### Text passage
◆ ◆ ◆ ◆ ◆ ◆ ◆
Millions of Australians visit Bali every year, but not many of them get the opportunity to visit a family home and see how the locals live.
The Bloke and I recently took ourselves off for a well-deserved break in Bali. As I mentioned in an earlier post, we’ve had a stressful start to the year and decided we needed some TLC. After my too, too brief visit to the Bali Four Seasons Resort Sayan, in Ubud, I couldn’t think of anywhere better to shake off the cares of the last few months and was thrilled to get back there again.
While I had planned quite a bit of lolling about, I’d also been offered a couple of wonderful opportunities by the staff and management of the Four Seasons.
The first of these was an experience available to very few visitors to Bali – a visit to a local family home. In this instance it was to watch the production of the hand-made, organic coconut oil used by Four Seasons executive chef Liam Nealon in the Sayan resort’s kitchens.
The oil is made by the family of sous chef Wayan Ariana, who generously opened his family home to myself, The Bloke and Liam, who hadn’t seen it produced before.
Piling into a car, we headed twenty minutes up the road to Ariana’s home. Balinese families traditionally live in small villages in a compound arrangement, where the extended family share resources, but maintain some separate living areas.
Ariana’s gorgeous aunt, Ni Kledet, had been recruited to demonstrate the process for making the oil and cheerfully walked us through the steps. It’s not a particularly difficult process, but it does take a little time.
The oil is made twice a week, to maintain the freshest possible product, and the family use it in their cooking as well as supplying the resort.
Ariana lives with his own family, a wife and two children, and 14 extended family members. Each family has their own sleeping, cooking and eating quarters, but share communal living space, a family temple – the Balinese are devout and practise a range of daily rituals – and also the responsibility for livestock.
Once the oil making had been sorted, the family was keen to show us around their compound. In order to supplement the communal income, the family raise and sell pigs – a common practise in Bali. They have a surprisingly large amount of pigs, approximately 20, in spotlessly clean pens at the rear of the compound.
◆ ◆ ◆ ◆ ◆ ◆ ◆
### Aim
Print the part of the Bali travel text starting at "The first of" and ending at "separate living areas.", word for word. The rows that come next are separate material with no connection to the Bali travel text.

Stored data
◆ ◆ ◆ ◆ ◆ ◆ ◆
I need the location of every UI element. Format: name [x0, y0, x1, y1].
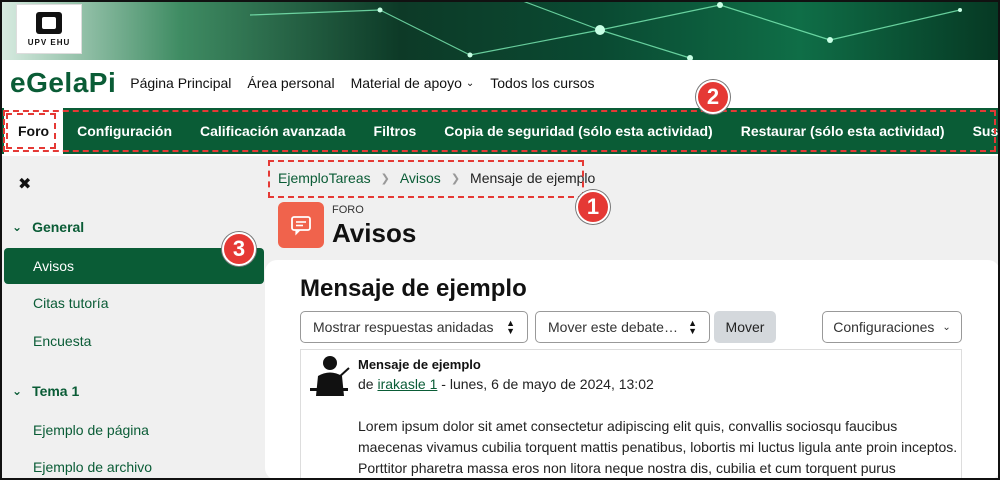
breadcrumb-course[interactable]: EjemploTareas — [278, 170, 371, 186]
sidebar-item-encuesta[interactable]: Encuesta — [33, 333, 91, 349]
callout-badge-2: 2 — [696, 80, 730, 114]
forum-icon — [278, 202, 324, 248]
chevron-down-icon: ⌄ — [12, 220, 23, 234]
tab-backup[interactable]: Copia de seguridad (sólo esta actividad) — [430, 108, 726, 154]
tab-subscriptions[interactable]: Suscripciones — [959, 108, 1000, 154]
activity-type-label: FORO — [332, 204, 364, 216]
tab-restore[interactable]: Restaurar (sólo esta actividad) — [727, 108, 959, 154]
settings-dropdown[interactable]: Configuraciones ⌄ — [822, 311, 962, 343]
course-index-drawer: ✖ ⌄ General Avisos Citas tutoría Encuest… — [0, 156, 265, 480]
site-brand[interactable]: eGelaPi — [10, 67, 116, 99]
sidebar-section-tema-1-label: Tema 1 — [32, 383, 80, 399]
nav-home[interactable]: Página Principal — [130, 75, 231, 91]
display-mode-select[interactable]: Mostrar respuestas anidadas ▲ ▼ — [300, 311, 528, 343]
nav-home-label: Página Principal — [130, 75, 232, 91]
select-arrows-icon: ▲ ▼ — [506, 318, 515, 336]
chevron-right-icon: ❯ — [450, 172, 461, 185]
logo-text: UPV EHU — [27, 37, 71, 47]
select-arrows-icon: ▲ ▼ — [688, 318, 697, 336]
breadcrumb: EjemploTareas ❯ Avisos ❯ Mensaje de ejem… — [278, 170, 595, 186]
nav-support-material[interactable]: Material de apoyo ⌄ — [351, 75, 475, 91]
primary-navbar: eGelaPi Página Principal Área personal M… — [0, 60, 1000, 106]
breadcrumb-forum[interactable]: Avisos — [400, 170, 441, 186]
sidebar-item-citas-tutoria[interactable]: Citas tutoría — [33, 295, 108, 311]
move-button[interactable]: Mover — [714, 311, 776, 343]
post-subject: Mensaje de ejemplo — [358, 357, 481, 372]
tab-filters[interactable]: Filtros — [360, 108, 431, 154]
logo-mark-icon — [36, 11, 62, 34]
header-banner: UPV EHU — [0, 0, 1000, 60]
nav-all-courses[interactable]: Todos los cursos — [490, 75, 594, 91]
post-date: - lunes, 6 de mayo de 2024, 13:02 — [437, 376, 654, 392]
chevron-right-icon: ❯ — [380, 172, 390, 185]
sidebar-item-avisos-label: Avisos — [33, 258, 74, 274]
discussion-heading: Mensaje de ejemplo — [300, 275, 527, 302]
chevron-down-icon: ⌄ — [12, 384, 23, 398]
sidebar-section-general-label: General — [32, 219, 85, 235]
post-by-label: de — [358, 376, 374, 392]
nav-personal-area-label: Área personal — [247, 75, 335, 91]
close-drawer-icon[interactable]: ✖ — [18, 174, 31, 194]
secondary-navbar: Foro Configuración Calificación avanzada… — [0, 108, 1000, 154]
callout-badge-3: 3 — [222, 232, 256, 266]
user-avatar-icon[interactable] — [308, 354, 350, 398]
sidebar-item-ejemplo-pagina[interactable]: Ejemplo de página — [33, 422, 149, 438]
callout-badge-1: 1 — [576, 190, 610, 224]
tab-forum[interactable]: Foro — [4, 108, 64, 154]
banner-network-graphic — [249, 0, 962, 60]
tab-settings[interactable]: Configuración — [63, 108, 186, 154]
page-title: Avisos — [332, 218, 417, 248]
nav-support-material-label: Material de apoyo — [350, 75, 462, 91]
sidebar-item-ejemplo-archivo[interactable]: Ejemplo de archivo — [33, 459, 152, 475]
post-meta: de irakasle 1 - lunes, 6 de mayo de 2024… — [358, 376, 654, 392]
post-author-link[interactable]: irakasle 1 — [377, 376, 437, 392]
chevron-down-icon: ⌄ — [465, 77, 475, 89]
sidebar-section-general[interactable]: ⌄ General — [12, 219, 84, 235]
sidebar-section-tema-1[interactable]: ⌄ Tema 1 — [12, 383, 79, 399]
breadcrumb-current: Mensaje de ejemplo — [470, 170, 596, 186]
move-discussion-value: Mover este debate a... — [548, 319, 678, 335]
settings-dropdown-label: Configuraciones — [833, 319, 935, 335]
nav-all-courses-label: Todos los cursos — [490, 75, 595, 91]
display-mode-value: Mostrar respuestas anidadas — [313, 319, 494, 335]
university-logo[interactable]: UPV EHU — [16, 4, 82, 54]
move-discussion-select[interactable]: Mover este debate a... ▲ ▼ — [535, 311, 710, 343]
post-body: Lorem ipsum dolor sit amet consectetur a… — [358, 418, 958, 476]
chevron-down-icon: ⌄ — [942, 321, 951, 333]
nav-personal-area[interactable]: Área personal — [247, 75, 334, 91]
tab-advanced-grading[interactable]: Calificación avanzada — [186, 108, 360, 154]
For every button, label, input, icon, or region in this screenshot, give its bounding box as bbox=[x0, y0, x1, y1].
◆ ◆ ◆ ◆ ◆ ◆ ◆
### Output for this task
The first of these was an experience available to very few visitors to Bali – a visit to a local family home. In this instance it was to watch the production of the hand-made, organic coconut oil used by Four Seasons executive chef Liam Nealon in the Sayan resort’s kitchens.
The oil is made by the family of sous chef Wayan Ariana, who generously opened his family home to myself, The Bloke and Liam, who hadn’t seen it produced before.
Piling into a car, we headed twenty minutes up the road to Ariana’s home. Balinese families traditionally live in small villages in a compound arrangement, where the extended family share resources, but maintain some separate living areas.